Check each line below for the word "ylabel" and give the number of lines that have it, nothing more.
-=-=-=-=-
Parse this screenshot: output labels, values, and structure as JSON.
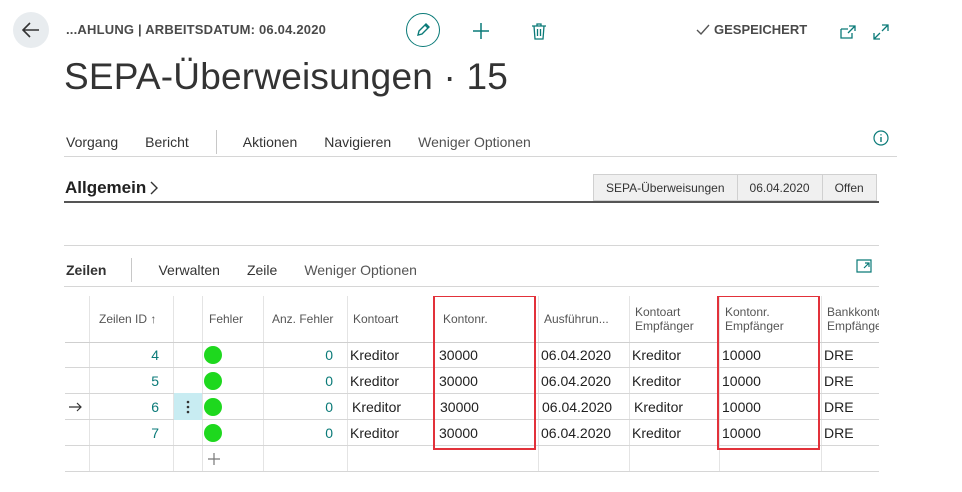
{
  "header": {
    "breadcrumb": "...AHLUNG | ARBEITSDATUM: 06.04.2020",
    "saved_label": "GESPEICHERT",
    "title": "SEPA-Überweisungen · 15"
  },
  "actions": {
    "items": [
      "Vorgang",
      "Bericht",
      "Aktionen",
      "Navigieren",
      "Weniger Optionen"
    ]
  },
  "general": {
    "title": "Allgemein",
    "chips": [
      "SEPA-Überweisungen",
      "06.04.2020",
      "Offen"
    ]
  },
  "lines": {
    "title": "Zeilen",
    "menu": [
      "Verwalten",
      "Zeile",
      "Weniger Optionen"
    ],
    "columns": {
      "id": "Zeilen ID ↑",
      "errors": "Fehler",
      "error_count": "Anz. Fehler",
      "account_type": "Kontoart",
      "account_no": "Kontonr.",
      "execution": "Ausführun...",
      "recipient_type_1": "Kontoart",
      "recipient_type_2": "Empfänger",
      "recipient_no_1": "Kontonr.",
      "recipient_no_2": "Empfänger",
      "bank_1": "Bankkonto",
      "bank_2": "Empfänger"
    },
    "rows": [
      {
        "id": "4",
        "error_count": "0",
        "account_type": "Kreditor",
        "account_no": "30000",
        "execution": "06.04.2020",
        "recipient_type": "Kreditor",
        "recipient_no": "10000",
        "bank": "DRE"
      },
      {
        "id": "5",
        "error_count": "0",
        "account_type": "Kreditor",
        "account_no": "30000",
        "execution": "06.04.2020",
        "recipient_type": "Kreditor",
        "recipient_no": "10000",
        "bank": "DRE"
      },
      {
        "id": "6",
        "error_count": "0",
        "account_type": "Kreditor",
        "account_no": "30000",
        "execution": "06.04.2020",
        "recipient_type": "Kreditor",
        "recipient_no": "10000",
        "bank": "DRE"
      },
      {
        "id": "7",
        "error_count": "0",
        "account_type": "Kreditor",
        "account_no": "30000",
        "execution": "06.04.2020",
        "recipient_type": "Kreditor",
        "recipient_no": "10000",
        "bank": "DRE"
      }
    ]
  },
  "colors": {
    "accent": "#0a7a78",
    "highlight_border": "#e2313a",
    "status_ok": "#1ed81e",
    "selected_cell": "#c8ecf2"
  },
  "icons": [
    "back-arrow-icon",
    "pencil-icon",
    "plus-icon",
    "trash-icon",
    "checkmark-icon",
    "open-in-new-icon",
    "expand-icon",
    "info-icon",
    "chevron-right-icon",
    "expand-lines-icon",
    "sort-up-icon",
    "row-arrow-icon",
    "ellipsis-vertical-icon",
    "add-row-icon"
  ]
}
-=-=-=-=-
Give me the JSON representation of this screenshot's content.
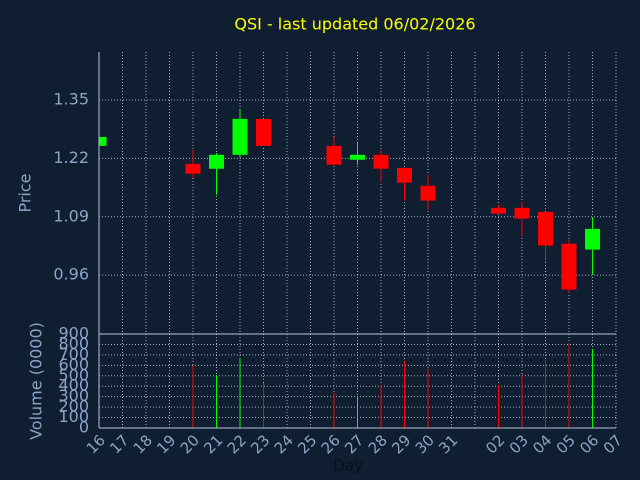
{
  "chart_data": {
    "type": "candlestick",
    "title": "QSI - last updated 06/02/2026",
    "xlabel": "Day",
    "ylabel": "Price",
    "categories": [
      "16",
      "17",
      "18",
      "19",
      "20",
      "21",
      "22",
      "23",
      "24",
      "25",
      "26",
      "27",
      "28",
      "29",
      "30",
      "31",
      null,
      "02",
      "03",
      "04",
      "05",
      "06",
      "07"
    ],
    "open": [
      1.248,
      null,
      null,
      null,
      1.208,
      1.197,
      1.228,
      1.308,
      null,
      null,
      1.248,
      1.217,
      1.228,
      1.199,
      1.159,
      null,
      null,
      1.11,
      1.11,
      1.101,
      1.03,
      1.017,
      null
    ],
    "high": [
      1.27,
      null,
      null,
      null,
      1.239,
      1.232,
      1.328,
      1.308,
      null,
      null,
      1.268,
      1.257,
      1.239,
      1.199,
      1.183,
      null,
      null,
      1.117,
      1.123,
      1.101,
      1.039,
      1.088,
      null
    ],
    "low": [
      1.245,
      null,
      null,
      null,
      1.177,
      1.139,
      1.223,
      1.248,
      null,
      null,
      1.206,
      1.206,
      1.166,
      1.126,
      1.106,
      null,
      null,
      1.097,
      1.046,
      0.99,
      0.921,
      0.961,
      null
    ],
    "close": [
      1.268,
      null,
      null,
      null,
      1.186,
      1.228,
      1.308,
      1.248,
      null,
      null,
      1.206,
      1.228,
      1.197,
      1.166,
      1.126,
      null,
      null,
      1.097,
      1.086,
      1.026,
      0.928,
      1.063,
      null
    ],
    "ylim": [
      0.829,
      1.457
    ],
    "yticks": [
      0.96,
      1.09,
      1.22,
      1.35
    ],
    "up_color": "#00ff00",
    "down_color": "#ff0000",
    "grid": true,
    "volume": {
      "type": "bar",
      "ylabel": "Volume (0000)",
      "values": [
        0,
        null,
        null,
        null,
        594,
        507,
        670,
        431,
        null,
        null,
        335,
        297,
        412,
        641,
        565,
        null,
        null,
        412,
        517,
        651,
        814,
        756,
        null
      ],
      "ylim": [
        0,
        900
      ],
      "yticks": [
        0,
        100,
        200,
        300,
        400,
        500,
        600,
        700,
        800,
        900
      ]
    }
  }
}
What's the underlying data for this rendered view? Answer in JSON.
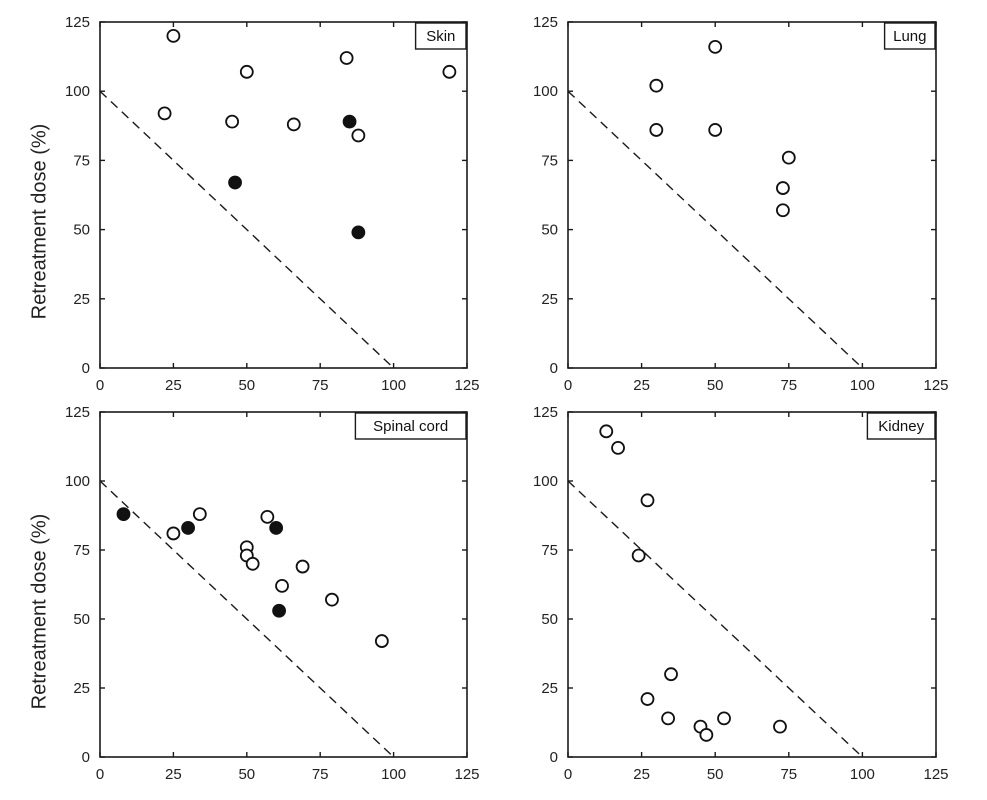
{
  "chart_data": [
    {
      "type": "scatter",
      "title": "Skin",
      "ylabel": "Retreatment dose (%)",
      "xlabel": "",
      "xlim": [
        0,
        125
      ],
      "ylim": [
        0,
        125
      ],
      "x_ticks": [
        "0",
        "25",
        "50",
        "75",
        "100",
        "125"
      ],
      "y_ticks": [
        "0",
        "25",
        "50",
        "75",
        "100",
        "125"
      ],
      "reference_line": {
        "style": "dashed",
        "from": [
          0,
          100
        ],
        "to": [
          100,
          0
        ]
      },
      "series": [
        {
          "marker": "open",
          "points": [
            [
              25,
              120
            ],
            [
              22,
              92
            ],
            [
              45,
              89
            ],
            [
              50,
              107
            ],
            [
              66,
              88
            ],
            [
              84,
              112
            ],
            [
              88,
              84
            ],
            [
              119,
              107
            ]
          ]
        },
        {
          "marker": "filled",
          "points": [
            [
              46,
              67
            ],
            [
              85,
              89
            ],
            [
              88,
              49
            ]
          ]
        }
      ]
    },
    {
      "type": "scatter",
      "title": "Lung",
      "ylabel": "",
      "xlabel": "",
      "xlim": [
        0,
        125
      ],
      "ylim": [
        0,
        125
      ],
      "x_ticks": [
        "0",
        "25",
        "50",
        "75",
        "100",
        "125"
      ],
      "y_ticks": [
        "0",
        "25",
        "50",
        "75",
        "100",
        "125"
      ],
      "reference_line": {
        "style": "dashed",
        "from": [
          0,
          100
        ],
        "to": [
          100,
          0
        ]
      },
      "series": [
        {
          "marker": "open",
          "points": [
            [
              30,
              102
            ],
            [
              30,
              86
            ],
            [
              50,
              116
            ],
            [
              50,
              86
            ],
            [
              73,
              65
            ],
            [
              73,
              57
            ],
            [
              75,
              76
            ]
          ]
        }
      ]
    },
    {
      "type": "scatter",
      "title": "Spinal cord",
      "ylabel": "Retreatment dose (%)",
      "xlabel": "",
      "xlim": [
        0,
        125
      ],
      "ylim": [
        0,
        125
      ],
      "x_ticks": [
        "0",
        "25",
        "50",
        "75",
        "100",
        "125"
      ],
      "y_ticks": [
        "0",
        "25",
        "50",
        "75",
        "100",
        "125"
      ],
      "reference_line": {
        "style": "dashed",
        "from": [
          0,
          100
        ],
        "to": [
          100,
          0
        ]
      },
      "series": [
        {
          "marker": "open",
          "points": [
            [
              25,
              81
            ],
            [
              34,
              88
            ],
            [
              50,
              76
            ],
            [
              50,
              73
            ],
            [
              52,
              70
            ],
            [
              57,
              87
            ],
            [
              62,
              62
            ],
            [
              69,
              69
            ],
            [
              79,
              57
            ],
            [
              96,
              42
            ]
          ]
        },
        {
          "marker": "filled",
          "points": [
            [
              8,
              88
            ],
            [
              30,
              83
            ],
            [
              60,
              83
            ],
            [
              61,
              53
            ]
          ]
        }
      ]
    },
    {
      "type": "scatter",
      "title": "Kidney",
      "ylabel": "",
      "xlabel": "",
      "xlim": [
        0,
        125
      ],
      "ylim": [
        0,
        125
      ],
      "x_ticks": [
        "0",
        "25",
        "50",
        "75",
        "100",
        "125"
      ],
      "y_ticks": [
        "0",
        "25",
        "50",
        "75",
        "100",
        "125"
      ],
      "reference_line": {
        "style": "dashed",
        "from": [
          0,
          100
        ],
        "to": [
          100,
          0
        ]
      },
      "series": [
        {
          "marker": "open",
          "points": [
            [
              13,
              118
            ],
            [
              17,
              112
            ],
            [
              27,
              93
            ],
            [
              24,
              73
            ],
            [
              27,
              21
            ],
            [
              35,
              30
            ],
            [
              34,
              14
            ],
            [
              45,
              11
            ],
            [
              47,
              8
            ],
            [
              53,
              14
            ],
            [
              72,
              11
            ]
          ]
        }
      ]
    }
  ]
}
-=-=-=-=-
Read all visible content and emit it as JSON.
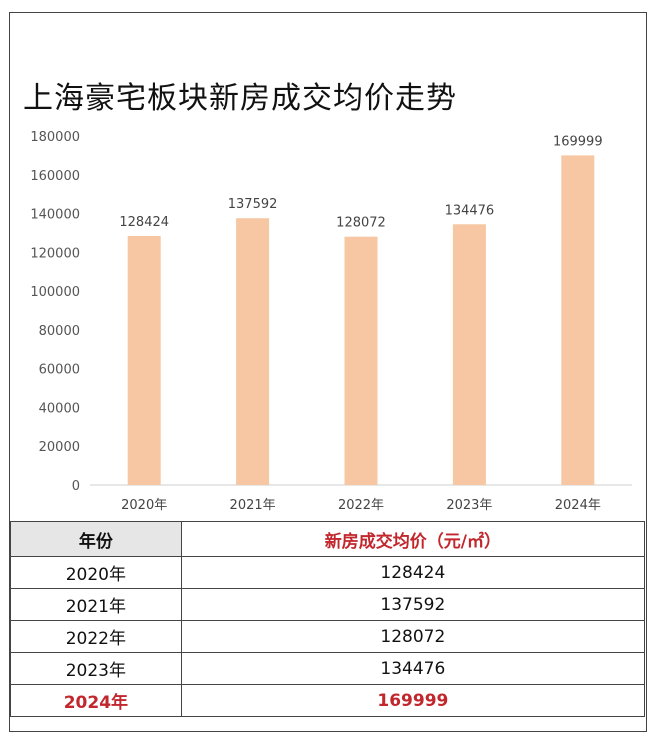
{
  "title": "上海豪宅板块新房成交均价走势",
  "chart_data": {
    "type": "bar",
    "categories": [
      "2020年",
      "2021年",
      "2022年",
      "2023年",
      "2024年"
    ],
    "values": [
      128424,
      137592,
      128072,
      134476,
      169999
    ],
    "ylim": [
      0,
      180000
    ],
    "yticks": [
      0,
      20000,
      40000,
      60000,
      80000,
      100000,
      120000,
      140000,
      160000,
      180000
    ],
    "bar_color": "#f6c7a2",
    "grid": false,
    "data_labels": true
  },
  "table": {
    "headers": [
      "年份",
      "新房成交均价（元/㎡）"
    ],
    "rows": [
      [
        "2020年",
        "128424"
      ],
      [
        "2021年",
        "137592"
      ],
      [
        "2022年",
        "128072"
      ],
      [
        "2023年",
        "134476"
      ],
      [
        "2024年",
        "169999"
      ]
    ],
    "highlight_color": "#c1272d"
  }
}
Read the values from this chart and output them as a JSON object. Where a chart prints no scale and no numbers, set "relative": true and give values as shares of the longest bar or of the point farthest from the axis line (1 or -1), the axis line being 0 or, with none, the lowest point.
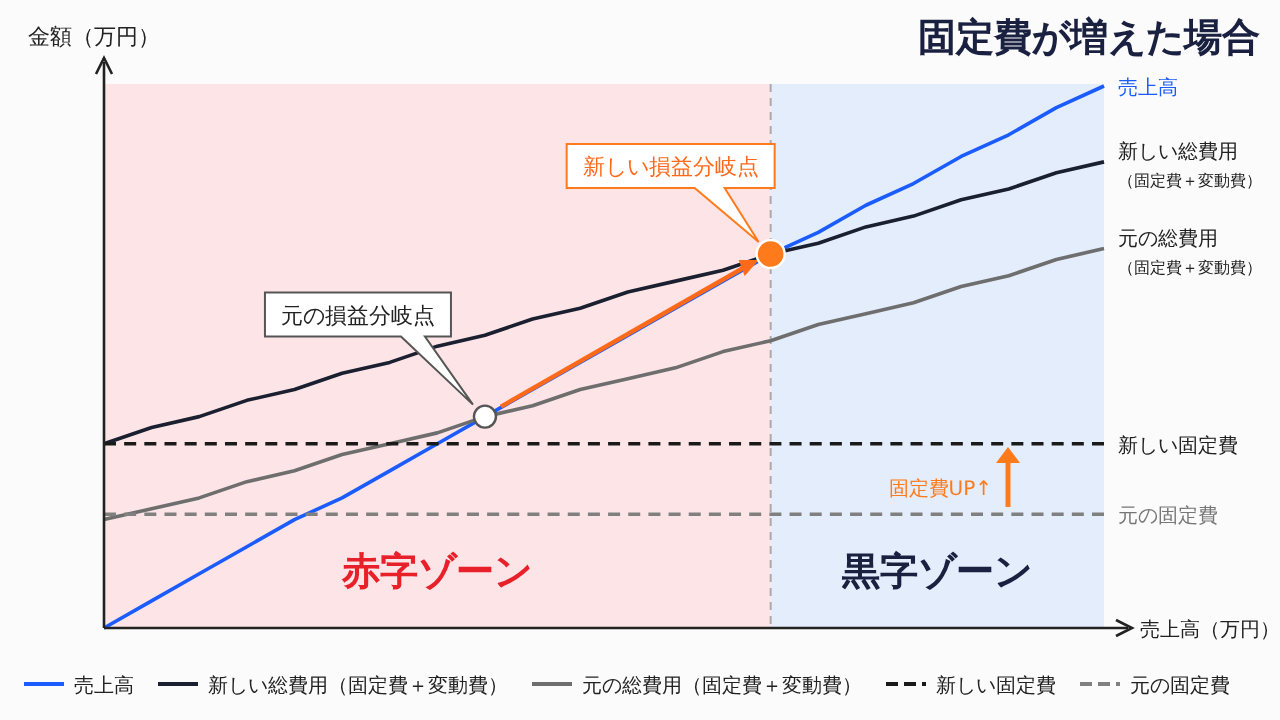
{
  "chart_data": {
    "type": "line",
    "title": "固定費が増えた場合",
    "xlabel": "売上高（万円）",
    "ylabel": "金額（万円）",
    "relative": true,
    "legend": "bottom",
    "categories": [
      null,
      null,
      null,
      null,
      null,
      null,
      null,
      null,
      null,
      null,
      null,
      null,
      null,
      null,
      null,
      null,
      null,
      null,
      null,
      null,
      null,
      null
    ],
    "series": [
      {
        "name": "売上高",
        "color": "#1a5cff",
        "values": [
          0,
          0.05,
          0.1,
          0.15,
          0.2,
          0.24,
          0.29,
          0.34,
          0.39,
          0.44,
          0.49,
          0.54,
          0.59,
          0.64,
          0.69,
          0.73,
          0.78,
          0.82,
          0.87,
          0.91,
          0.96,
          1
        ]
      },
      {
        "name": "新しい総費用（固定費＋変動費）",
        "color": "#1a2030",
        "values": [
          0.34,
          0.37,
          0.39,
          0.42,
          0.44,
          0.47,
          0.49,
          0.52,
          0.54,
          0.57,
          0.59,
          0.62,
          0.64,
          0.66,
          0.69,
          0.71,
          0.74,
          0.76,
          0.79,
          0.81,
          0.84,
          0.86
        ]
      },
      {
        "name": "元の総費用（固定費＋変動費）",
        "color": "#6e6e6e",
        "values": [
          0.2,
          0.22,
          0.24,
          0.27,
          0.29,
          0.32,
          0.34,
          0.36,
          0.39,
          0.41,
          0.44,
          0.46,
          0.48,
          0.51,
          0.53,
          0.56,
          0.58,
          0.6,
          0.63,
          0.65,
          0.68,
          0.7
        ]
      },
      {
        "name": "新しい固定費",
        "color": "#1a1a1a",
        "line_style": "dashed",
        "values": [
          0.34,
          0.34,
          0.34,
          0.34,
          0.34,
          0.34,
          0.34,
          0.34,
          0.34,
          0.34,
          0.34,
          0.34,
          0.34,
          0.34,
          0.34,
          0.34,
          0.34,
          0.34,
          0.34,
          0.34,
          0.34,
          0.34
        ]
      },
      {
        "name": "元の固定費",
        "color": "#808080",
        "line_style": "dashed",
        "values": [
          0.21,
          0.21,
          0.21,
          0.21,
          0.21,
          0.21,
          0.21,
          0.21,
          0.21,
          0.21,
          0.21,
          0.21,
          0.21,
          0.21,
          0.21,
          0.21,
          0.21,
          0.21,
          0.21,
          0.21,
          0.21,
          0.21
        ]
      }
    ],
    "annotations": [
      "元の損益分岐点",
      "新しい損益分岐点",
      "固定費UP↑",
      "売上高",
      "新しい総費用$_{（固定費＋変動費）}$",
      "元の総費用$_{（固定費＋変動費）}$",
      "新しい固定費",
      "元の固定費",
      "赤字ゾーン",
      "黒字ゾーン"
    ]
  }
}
-=-=-=-=-
• SOLUTION TO THE EXERCISE: 7